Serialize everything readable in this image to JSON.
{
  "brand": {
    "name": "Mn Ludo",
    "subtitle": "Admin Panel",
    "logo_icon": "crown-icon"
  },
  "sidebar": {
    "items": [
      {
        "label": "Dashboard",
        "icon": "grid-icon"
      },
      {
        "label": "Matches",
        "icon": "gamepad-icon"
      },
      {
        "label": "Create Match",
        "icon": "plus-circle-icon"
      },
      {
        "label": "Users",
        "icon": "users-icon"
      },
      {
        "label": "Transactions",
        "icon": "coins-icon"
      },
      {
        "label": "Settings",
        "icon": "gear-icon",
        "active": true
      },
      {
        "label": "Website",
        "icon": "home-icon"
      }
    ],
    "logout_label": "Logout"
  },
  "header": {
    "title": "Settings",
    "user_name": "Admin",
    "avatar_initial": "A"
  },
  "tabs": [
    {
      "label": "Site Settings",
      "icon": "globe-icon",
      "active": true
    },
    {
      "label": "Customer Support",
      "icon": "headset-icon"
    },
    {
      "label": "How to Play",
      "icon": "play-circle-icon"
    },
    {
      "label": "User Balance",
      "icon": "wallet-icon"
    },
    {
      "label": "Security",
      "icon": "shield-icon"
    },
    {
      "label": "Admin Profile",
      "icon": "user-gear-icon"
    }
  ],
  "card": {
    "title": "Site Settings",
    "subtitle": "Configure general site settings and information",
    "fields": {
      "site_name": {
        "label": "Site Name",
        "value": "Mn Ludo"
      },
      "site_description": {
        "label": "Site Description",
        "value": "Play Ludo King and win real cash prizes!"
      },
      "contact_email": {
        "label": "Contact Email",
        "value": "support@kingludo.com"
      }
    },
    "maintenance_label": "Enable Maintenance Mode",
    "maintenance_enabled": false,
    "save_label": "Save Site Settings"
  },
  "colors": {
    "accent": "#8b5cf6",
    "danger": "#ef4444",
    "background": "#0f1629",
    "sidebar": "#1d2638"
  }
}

__WRITTEN TASK__: Copy each line containing the word "subtitle" from the data.

__EXERCISE RESULT__:
    "subtitle": "Admin Panel",
    "subtitle": "Configure general site settings and information",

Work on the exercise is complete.